PROBLEM TO SOLVE – Pick out and copy every line below that has the word "marker".

[Data listing]
##########

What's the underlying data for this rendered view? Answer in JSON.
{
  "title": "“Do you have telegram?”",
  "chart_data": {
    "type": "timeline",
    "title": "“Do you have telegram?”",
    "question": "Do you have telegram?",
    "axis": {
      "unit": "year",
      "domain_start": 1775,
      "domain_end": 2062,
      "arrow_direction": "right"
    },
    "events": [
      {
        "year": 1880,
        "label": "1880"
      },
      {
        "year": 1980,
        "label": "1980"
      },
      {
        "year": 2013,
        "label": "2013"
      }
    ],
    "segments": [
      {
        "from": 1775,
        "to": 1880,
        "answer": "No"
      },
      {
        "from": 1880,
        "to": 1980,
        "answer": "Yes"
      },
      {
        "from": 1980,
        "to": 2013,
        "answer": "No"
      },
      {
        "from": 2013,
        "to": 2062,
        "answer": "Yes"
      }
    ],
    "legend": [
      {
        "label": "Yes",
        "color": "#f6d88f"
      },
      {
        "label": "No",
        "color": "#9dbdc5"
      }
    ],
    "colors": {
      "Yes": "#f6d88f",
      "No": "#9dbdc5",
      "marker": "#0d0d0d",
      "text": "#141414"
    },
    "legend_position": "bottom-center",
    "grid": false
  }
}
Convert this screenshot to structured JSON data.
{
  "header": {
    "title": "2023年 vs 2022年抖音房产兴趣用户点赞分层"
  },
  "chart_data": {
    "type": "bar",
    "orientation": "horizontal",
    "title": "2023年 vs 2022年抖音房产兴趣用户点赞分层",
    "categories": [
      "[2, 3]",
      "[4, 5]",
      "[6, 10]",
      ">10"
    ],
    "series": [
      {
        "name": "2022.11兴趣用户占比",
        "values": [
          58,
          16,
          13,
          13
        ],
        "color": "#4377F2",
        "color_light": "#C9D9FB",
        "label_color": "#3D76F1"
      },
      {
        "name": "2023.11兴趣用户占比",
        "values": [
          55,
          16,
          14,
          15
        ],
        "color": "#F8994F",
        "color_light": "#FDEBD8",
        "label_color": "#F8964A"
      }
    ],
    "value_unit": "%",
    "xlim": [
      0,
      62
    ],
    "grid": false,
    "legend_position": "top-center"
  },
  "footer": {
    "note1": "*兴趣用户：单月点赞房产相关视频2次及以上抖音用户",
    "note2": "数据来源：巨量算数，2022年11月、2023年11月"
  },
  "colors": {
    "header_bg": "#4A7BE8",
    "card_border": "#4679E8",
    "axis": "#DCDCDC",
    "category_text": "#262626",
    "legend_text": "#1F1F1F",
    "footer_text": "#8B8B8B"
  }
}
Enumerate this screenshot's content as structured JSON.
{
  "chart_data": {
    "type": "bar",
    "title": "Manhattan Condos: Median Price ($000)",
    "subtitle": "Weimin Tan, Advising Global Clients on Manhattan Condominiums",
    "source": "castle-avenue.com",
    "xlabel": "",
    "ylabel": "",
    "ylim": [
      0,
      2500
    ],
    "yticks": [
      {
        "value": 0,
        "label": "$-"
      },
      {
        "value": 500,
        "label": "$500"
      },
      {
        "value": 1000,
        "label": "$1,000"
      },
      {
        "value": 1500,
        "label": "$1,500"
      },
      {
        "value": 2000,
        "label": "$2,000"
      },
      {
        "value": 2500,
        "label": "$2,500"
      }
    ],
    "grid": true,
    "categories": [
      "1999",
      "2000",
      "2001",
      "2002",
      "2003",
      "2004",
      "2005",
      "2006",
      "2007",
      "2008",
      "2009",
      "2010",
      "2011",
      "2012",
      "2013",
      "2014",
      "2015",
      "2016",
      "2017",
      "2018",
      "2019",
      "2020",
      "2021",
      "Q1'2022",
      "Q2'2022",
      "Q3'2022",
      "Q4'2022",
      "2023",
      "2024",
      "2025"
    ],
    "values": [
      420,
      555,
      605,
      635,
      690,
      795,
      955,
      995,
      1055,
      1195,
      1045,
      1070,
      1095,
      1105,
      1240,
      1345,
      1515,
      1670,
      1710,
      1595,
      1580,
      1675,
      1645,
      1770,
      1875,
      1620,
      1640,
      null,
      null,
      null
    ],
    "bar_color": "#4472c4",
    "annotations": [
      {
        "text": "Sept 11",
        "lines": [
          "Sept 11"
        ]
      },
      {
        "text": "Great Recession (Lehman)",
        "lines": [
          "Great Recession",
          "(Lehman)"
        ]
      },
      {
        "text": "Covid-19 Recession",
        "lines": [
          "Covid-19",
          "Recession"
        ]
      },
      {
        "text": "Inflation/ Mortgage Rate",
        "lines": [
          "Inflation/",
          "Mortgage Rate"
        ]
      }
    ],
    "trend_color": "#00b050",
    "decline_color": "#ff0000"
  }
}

##########

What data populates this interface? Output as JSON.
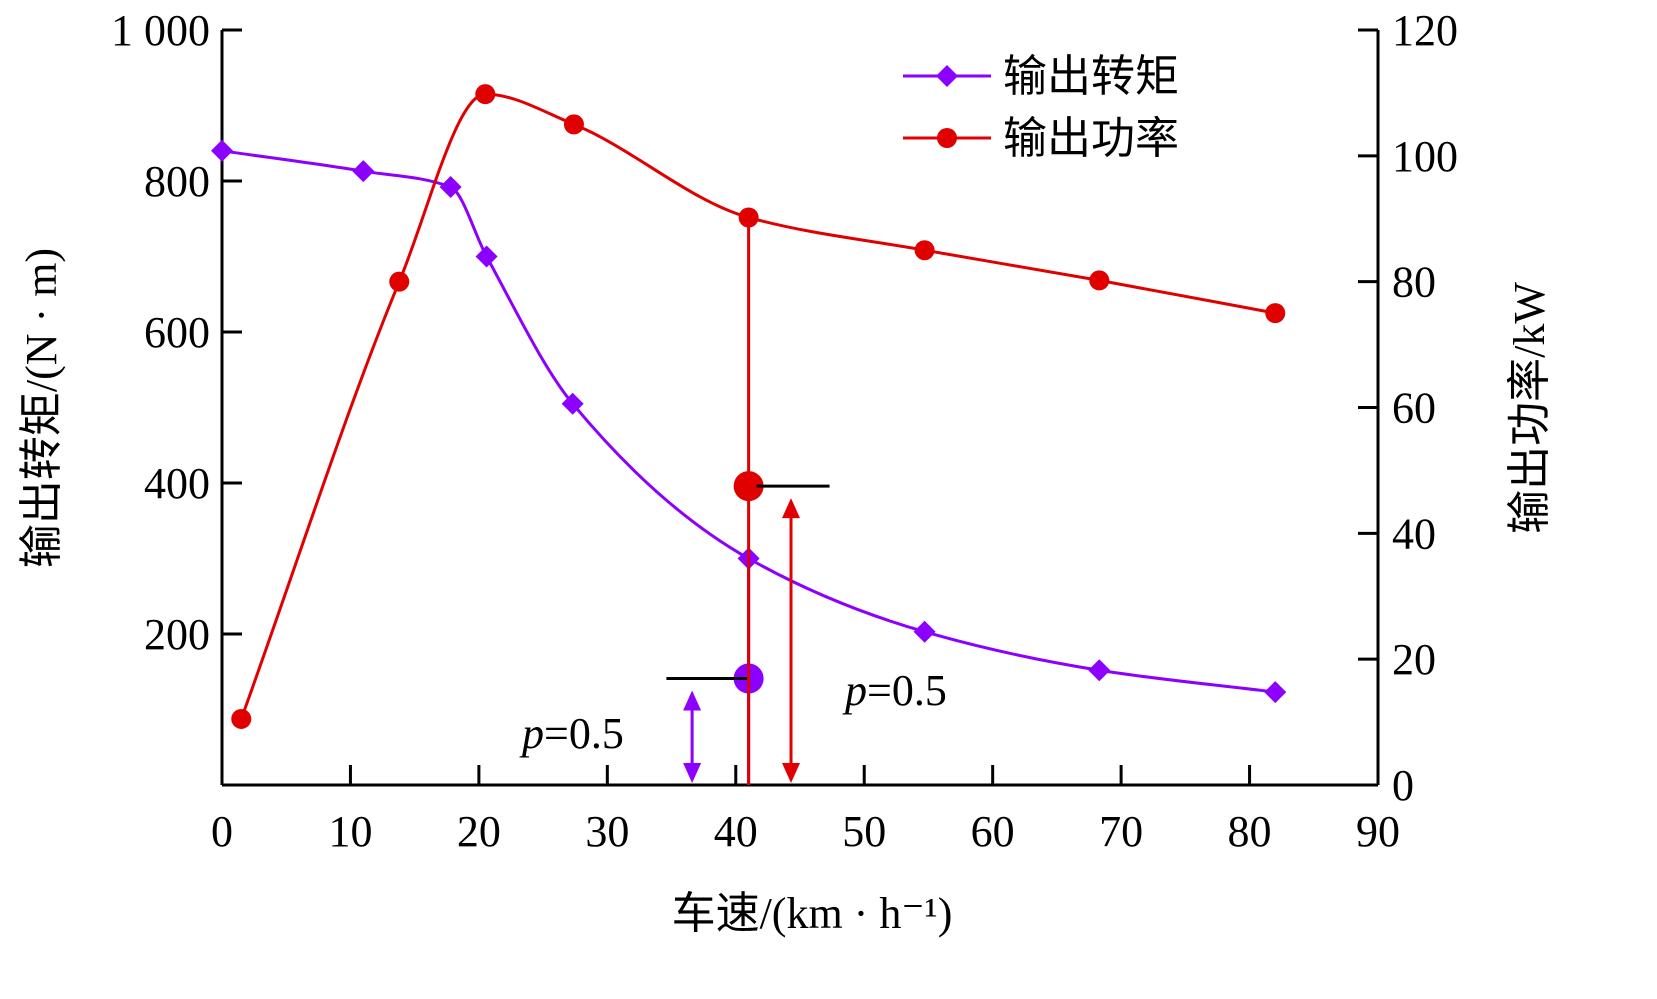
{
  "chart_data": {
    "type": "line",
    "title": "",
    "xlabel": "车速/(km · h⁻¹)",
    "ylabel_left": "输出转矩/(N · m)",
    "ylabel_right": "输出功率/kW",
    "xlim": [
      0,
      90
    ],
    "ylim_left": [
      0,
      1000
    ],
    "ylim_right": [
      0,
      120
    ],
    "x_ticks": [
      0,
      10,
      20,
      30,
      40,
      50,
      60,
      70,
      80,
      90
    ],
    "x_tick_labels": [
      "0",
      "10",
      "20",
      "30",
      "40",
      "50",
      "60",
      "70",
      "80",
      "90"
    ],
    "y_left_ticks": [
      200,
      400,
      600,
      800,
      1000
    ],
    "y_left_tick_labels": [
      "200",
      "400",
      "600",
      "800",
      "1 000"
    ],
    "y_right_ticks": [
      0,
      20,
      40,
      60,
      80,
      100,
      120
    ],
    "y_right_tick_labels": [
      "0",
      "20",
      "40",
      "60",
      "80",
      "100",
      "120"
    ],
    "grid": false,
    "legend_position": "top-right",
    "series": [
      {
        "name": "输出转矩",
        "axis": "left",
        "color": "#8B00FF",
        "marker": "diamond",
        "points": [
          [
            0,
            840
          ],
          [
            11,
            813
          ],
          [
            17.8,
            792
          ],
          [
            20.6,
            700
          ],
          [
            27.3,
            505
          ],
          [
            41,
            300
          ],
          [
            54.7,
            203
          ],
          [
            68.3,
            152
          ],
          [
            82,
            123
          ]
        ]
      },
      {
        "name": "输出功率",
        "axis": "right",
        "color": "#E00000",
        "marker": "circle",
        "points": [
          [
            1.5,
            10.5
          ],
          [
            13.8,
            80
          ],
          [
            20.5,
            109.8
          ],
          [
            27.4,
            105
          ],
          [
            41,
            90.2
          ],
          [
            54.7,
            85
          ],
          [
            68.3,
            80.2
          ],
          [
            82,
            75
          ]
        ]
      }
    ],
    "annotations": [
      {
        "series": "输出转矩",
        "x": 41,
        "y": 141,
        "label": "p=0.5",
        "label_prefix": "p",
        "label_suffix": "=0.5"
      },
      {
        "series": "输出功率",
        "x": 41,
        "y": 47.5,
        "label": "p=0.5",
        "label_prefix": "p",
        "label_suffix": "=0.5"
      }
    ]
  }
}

##########

SOLUTION TO THE EXERCISE –
      "marker": "#0d0d0d",
        "marker": "diamond",
        "marker": "circle",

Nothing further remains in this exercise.